Extrait à lire >>
+++

19/12/2010 à 19h32 - mis à jour le 19/12/2010 à 19h33 | 326 vues | 0 réactions
Ca n'a pas eu un grand retentissement en France, mais la portée symbolique de l'évènement est de taille: le club du Tout Puissant Mazembe, une équipe de République démocratique du Congo (souvent les républiques démocratiques ne sont pas aussi démocratiques qu'elles le prétendent) s'est hissé en finale du Mondial des Clubs, compétition artificiellement créée par la FIFA entre les clubs champions d'Europe, d'Asie, d'Afrique, d'Amérique du Nord et du Sud. Mazembe s'est fait étriller samedi par l'Inter Milan en finale (3-0), ce qui a même provoqué des réactions de désespoir dans le pays, allant jusqu'au pillage.

+++

(Listes de coordonnées des boîtes)

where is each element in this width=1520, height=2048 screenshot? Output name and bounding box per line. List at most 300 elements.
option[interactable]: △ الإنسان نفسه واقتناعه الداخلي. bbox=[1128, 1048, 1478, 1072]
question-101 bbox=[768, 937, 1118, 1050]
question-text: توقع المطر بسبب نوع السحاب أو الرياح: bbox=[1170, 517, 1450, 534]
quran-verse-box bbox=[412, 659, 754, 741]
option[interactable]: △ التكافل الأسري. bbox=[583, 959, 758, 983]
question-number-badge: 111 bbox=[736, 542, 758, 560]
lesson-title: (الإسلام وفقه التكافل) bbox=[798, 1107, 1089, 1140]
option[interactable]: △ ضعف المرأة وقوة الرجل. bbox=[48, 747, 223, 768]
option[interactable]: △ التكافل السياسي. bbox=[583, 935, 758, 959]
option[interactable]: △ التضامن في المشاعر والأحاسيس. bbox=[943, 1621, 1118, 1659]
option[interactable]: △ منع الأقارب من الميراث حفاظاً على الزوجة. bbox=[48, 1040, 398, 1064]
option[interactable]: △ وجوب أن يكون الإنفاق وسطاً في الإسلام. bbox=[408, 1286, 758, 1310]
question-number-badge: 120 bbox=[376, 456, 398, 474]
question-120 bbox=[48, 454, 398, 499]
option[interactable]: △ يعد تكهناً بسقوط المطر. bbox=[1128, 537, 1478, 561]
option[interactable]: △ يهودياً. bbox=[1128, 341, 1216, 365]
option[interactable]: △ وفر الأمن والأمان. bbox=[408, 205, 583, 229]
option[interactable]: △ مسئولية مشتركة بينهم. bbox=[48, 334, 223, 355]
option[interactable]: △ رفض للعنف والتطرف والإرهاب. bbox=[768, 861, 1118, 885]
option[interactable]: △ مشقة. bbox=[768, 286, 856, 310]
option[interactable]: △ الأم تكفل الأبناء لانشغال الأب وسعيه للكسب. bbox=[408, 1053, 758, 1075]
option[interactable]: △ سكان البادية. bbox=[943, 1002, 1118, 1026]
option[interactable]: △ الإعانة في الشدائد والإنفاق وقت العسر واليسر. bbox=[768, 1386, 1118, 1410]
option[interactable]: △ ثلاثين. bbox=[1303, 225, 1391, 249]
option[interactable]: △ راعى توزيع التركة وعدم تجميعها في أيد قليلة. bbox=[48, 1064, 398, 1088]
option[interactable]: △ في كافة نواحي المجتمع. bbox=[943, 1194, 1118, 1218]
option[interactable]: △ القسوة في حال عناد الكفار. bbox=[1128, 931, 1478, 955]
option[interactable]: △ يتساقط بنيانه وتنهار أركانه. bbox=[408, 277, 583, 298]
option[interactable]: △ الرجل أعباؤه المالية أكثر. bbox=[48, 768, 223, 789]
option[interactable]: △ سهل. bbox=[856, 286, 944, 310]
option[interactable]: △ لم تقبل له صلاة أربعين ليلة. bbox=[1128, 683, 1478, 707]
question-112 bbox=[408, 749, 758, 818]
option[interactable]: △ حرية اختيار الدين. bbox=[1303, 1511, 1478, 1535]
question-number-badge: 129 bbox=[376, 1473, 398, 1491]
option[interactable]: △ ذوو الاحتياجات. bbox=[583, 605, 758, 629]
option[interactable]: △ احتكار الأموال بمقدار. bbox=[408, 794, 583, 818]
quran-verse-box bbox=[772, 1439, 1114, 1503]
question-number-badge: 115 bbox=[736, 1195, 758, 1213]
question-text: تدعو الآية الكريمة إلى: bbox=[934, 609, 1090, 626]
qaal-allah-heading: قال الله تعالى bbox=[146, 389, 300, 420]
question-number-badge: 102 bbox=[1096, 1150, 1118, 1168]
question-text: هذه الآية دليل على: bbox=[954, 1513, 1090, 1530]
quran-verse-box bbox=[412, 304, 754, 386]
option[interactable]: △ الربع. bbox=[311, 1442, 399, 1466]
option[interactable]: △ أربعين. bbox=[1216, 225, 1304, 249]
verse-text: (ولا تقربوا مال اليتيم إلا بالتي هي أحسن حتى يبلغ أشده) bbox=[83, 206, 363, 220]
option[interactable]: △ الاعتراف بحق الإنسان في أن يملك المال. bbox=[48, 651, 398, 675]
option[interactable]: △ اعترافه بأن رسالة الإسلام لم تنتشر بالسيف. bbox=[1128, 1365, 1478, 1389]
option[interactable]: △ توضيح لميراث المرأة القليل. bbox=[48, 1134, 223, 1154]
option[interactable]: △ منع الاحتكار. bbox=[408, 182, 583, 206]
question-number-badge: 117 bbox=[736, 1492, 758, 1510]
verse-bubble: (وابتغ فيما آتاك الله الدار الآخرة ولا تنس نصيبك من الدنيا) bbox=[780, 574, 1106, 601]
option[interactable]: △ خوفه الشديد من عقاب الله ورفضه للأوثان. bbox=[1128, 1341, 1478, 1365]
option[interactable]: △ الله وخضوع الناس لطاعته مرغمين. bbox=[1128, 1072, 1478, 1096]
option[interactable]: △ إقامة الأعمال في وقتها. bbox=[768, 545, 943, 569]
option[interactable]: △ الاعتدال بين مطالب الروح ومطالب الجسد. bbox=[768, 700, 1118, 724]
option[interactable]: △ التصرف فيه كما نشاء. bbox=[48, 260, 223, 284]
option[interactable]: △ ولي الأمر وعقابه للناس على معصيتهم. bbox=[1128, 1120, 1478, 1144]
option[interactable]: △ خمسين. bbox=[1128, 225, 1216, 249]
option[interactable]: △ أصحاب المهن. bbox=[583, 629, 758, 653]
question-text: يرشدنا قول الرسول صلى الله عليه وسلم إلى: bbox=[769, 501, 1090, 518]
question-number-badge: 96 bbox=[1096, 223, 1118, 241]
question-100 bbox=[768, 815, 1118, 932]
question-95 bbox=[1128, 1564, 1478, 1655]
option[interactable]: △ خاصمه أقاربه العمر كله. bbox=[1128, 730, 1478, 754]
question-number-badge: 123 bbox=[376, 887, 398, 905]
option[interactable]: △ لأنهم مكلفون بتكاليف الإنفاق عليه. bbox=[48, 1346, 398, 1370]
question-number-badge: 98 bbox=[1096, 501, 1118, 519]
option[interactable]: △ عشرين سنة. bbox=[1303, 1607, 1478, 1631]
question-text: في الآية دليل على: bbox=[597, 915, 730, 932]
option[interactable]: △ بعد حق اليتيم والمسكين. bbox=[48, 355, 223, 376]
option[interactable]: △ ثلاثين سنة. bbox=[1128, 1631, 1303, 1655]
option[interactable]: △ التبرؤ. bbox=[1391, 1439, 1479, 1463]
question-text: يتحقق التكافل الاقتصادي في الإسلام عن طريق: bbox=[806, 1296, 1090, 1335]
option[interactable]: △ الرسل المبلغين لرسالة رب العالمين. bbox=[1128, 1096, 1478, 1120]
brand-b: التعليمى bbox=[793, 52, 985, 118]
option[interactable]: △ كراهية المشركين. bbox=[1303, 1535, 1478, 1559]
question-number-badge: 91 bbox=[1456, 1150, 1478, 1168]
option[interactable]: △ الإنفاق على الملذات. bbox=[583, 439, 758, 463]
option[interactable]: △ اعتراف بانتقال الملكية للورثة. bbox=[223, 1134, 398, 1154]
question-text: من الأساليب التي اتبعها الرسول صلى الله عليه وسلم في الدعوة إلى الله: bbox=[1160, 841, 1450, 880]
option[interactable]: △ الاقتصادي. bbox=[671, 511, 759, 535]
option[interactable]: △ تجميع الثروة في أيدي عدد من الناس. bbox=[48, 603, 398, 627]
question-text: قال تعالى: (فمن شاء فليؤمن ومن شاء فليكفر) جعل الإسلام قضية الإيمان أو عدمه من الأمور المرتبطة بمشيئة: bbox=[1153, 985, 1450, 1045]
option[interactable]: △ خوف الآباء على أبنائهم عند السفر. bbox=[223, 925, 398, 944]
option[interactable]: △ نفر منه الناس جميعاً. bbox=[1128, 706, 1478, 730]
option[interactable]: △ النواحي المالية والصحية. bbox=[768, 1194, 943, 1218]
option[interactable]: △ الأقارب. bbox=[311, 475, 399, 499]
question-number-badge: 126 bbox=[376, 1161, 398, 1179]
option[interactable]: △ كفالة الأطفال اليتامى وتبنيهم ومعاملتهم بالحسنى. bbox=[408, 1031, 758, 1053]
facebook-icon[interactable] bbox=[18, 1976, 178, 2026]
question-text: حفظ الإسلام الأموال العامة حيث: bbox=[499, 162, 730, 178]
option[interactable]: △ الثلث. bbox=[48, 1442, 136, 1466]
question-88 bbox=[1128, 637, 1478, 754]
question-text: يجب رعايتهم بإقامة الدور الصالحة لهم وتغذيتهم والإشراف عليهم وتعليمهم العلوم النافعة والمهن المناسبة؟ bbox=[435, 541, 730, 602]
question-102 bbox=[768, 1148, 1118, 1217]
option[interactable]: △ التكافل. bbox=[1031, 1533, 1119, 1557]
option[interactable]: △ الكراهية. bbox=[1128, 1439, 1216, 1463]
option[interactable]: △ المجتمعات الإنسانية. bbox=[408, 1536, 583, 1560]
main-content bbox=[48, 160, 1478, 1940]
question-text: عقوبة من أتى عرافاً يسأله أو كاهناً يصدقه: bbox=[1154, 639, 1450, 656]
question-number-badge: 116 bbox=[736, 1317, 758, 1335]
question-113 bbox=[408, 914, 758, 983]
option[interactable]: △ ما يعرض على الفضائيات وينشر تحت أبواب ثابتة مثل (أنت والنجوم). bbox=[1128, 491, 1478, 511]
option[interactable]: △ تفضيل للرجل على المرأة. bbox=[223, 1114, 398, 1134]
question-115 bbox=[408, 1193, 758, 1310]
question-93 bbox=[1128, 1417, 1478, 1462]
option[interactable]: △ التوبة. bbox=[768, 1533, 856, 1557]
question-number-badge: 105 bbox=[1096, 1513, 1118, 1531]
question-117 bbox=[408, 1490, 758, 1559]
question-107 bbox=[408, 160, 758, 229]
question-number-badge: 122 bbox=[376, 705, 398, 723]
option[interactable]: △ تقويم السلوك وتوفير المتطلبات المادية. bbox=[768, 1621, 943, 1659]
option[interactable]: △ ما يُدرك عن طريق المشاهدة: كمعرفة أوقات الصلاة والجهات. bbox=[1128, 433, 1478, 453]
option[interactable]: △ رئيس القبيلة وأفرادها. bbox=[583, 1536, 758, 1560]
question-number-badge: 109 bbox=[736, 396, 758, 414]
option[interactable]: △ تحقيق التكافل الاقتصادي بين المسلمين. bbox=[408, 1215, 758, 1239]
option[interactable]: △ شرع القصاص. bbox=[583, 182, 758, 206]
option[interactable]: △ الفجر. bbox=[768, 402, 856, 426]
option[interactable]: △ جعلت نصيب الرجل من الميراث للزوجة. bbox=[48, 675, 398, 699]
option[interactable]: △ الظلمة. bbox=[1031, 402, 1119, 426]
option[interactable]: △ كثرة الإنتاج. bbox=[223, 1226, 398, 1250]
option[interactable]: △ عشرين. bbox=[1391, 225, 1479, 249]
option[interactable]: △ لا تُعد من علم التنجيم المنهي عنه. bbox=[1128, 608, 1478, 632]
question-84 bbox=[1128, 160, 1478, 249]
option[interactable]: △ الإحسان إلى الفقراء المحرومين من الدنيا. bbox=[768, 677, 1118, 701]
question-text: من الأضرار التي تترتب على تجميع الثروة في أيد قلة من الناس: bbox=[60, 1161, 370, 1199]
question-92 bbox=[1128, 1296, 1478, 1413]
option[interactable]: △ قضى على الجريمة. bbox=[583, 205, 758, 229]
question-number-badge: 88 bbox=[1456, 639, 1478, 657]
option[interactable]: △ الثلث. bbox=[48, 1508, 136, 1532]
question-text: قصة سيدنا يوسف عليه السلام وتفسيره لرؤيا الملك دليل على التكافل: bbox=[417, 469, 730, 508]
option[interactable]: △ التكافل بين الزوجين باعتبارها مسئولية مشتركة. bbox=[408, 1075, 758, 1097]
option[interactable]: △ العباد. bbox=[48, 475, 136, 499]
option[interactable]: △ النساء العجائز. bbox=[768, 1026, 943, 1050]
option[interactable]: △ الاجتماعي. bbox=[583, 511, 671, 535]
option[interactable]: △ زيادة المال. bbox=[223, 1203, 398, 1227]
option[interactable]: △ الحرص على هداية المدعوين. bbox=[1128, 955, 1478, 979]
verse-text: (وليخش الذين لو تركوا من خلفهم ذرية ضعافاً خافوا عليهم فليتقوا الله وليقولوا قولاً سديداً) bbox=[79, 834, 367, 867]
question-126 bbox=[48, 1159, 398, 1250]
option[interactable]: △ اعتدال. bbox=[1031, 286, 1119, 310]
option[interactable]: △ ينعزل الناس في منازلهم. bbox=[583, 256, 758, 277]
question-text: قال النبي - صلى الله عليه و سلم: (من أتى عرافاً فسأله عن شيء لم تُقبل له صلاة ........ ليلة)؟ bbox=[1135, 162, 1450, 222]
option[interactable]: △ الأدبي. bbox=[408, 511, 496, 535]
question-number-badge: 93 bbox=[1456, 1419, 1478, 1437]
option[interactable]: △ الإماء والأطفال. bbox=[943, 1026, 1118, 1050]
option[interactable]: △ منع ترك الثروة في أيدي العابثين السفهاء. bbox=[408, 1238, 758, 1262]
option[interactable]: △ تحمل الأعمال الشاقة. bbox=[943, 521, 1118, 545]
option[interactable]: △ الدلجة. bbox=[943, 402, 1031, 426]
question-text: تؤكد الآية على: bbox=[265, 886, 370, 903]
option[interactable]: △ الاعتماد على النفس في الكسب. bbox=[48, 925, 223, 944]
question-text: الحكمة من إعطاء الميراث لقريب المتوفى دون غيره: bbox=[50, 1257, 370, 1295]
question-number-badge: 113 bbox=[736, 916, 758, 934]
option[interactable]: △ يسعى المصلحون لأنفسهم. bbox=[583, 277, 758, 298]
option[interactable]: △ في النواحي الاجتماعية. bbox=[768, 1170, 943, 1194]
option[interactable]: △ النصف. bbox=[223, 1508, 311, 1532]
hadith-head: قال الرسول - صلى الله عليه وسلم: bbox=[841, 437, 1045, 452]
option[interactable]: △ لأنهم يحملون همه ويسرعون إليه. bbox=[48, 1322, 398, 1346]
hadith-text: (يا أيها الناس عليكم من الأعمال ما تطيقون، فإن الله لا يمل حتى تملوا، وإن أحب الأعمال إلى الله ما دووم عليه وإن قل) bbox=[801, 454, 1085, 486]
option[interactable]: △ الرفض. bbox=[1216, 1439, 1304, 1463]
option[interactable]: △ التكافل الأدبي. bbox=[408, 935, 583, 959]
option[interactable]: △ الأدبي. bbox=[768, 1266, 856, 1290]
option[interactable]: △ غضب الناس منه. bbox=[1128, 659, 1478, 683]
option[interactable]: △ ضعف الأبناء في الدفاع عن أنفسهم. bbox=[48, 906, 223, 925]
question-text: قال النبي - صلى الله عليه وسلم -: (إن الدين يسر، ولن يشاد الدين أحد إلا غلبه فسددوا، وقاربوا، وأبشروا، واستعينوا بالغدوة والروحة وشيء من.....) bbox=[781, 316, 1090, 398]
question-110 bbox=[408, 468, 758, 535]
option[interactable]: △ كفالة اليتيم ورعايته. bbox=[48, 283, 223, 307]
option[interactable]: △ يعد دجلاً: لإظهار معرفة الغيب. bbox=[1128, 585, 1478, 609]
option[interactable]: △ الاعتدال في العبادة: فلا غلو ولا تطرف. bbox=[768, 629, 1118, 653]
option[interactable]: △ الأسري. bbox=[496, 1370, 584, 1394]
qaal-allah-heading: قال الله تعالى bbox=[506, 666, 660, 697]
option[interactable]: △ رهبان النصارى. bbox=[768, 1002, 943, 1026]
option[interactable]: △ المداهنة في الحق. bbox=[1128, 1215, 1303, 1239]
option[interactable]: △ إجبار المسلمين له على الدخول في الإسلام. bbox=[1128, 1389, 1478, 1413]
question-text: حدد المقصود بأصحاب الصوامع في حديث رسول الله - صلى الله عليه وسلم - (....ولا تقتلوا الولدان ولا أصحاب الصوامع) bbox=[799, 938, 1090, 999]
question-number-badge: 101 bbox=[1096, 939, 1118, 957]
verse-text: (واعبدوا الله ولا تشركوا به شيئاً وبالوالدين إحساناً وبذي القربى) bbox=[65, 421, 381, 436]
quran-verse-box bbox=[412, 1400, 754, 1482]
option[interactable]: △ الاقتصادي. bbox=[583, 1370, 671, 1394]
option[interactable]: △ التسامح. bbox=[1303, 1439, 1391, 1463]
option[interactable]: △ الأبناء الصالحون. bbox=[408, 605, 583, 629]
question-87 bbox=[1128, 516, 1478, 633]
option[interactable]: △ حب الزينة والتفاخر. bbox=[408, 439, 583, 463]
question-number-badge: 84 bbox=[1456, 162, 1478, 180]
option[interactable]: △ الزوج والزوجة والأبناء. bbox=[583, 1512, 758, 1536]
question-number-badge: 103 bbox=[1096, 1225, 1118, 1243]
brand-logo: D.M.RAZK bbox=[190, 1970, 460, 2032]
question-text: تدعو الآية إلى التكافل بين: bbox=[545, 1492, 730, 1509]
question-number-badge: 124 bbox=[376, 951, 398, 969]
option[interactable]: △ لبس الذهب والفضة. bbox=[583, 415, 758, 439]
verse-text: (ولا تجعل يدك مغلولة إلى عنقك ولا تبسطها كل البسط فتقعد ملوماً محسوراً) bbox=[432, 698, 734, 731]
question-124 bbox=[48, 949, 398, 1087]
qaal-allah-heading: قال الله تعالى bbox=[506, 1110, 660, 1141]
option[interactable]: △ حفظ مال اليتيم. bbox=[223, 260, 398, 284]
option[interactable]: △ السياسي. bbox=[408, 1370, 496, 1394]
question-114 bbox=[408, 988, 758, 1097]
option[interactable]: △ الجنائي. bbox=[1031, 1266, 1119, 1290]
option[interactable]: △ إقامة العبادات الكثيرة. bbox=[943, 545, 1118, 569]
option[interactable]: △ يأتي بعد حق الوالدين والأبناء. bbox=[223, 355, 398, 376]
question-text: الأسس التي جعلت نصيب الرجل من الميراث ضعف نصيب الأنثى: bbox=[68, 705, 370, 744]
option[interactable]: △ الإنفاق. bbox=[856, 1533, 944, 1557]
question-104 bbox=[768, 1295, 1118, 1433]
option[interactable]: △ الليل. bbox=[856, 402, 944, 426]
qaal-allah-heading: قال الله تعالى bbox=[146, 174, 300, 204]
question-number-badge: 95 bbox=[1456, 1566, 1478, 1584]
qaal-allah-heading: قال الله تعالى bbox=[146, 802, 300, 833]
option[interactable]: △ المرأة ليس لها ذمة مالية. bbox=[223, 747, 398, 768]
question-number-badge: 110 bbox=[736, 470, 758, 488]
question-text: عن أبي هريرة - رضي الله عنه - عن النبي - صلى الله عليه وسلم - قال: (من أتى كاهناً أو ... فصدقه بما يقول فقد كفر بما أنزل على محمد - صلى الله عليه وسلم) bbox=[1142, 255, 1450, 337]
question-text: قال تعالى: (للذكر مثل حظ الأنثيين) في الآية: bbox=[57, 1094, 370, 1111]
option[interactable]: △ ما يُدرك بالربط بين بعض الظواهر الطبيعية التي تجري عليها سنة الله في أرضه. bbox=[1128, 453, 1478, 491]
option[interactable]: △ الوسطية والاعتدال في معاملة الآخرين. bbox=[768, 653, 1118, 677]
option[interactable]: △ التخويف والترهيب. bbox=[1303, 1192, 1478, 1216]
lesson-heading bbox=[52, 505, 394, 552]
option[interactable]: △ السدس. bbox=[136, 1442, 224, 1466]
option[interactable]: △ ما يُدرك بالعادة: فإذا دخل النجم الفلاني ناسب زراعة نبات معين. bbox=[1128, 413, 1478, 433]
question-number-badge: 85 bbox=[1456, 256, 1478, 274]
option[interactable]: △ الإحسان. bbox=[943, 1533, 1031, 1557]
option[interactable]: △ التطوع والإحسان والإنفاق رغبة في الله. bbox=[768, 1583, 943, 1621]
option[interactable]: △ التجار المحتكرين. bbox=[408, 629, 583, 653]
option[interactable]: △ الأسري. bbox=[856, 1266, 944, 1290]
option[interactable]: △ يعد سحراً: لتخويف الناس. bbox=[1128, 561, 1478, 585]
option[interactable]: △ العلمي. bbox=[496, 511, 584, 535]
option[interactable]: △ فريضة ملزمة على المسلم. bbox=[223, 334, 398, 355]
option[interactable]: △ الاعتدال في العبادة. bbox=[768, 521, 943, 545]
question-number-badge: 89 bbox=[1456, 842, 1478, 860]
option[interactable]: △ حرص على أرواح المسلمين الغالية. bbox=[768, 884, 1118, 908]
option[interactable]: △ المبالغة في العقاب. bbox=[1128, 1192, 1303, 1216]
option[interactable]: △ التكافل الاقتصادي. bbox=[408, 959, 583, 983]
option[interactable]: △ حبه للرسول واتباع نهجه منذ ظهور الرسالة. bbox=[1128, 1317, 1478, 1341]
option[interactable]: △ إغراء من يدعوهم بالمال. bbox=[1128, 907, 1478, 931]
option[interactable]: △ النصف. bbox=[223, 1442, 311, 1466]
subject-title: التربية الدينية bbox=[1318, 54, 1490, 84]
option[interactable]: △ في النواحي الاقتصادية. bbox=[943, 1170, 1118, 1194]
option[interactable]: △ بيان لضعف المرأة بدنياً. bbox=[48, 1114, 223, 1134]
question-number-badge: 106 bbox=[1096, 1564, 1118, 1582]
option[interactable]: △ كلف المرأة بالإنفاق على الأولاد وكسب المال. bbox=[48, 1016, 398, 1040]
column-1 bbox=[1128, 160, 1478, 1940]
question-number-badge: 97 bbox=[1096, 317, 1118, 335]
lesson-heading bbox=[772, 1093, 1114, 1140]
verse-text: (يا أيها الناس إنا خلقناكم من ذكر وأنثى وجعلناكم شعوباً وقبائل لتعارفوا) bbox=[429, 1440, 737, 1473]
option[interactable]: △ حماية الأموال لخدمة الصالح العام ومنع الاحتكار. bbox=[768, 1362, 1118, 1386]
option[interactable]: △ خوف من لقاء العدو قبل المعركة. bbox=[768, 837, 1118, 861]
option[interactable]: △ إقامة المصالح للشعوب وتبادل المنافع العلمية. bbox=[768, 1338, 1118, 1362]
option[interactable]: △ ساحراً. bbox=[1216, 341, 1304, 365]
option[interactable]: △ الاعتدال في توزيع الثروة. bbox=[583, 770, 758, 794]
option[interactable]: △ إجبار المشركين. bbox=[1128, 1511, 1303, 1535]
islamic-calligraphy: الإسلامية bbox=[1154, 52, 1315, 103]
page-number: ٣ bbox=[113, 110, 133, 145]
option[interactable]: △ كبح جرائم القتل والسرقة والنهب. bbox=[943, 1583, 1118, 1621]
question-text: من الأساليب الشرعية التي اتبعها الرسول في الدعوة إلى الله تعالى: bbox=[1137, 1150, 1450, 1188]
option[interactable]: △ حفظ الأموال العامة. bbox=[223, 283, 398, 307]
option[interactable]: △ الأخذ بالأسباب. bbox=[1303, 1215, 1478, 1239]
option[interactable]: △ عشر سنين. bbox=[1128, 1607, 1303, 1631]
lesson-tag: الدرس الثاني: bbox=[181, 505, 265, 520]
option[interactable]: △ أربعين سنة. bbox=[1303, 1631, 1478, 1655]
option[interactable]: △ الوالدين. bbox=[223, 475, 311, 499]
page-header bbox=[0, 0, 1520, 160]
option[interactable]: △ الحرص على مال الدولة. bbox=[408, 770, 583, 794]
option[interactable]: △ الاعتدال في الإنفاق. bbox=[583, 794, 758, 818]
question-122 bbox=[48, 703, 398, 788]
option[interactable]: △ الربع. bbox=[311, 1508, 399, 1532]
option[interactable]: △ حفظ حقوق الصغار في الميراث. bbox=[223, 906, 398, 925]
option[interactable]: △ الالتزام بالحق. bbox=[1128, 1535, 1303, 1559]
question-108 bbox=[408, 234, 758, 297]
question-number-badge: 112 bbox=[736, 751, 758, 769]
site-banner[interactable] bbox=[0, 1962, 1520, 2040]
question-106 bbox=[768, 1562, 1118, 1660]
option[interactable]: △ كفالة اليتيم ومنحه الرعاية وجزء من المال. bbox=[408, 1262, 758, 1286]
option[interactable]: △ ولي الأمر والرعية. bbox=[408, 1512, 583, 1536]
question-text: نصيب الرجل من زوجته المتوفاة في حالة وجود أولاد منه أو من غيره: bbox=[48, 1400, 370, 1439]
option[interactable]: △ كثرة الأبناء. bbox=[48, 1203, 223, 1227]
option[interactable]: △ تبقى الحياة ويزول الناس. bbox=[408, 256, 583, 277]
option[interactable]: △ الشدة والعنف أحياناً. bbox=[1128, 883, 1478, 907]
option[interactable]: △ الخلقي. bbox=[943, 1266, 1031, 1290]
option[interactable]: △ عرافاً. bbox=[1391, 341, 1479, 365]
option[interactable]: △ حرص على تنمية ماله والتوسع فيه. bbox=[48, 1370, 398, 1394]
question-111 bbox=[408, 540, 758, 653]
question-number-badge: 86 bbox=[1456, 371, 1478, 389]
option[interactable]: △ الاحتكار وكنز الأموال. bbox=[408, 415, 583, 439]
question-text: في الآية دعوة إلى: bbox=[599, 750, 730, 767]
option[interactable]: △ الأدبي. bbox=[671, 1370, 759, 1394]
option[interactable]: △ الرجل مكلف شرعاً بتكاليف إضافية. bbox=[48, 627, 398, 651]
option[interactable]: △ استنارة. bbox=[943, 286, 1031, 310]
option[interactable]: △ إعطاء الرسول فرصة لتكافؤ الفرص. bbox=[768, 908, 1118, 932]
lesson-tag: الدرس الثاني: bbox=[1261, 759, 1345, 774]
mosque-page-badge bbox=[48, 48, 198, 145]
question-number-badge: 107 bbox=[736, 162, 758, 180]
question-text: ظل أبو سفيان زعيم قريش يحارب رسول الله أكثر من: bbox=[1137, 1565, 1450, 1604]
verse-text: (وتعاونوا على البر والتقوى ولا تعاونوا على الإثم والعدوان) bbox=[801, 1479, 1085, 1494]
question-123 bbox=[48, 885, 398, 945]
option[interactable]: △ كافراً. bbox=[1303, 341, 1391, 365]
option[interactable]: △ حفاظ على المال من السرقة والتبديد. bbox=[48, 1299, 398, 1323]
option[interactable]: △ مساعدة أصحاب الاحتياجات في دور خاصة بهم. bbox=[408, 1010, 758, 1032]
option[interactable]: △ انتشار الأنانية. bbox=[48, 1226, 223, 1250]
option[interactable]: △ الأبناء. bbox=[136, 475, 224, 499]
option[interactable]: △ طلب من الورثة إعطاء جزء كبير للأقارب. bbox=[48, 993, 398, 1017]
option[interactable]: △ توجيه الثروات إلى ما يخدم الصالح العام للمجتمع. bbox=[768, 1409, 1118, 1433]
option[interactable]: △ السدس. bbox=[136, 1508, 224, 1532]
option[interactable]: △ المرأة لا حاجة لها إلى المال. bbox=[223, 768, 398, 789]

+++

Consigne 1 >> Dans l'extrait à lire, recopiez le passage compris entre « 19/12/2010 à 19h32 » et « allant jusqu'au pillage. », bornes incluses, en remplaçant « samedi » par « dimanche ».
Consigne 2 >> Poursuivez, s'il vous plaît, l'article sur le parcours du TP Mazembe au Mondial des Clubs à partir de sa dernière phrase.

Résultat de l'exercice 1 >>
19/12/2010 à 19h32 - mis à jour le 19/12/2010 à 19h33 | 326 vues | 0 réactions
Ca n'a pas eu un grand retentissement en France, mais la portée symbolique de l'évènement est de taille: le club du Tout Puissant Mazembe, une équipe de République démocratique du Congo (souvent les républiques démocratiques ne sont pas aussi démocratiques qu'elles le prétendent) s'est hissé en finale du Mondial des Clubs, compétition artificiellement créée par la FIFA entre les clubs champions d'Europe, d'Asie, d'Afrique, d'Amérique du Nord et du Sud. Mazembe s'est fait étriller dimanche par l'Inter Milan en finale (3-0), ce qui a même provoqué des réactions de désespoir dans le pays, allant jusqu'au pillage.

Résultat de l'exercice 2 >>
Pas mal d'observateurs du foot ont vu dans cette qualification (il fallait gagner 2 matches) une nouvelle preuve de l'émergence du foot africain. A commencer par les principaux intéressés, les joueurs du TP Mazembe, dont la réussite est (aussi) due aux billets verts de leur richissime propriétaire, sorte de Silvio Berlusconi africain. Depuis la première qualification d'un pays africain à une Coupe du monde (le Zaïre, devenu par la suite République démocratique du Congo en 1974, où les joueurs ont été ridicules), depuis les exploits du Cameroun de Roger Milla au Mondial italien en 1990, seulement battu en quarts de finale, depuis l'explosion du nombre de joueurs africains en Europe, on peut être tenté de croire que la troisième force du football, derrière l'Amérique du Sud et l'Europe, c'est l'Afrique.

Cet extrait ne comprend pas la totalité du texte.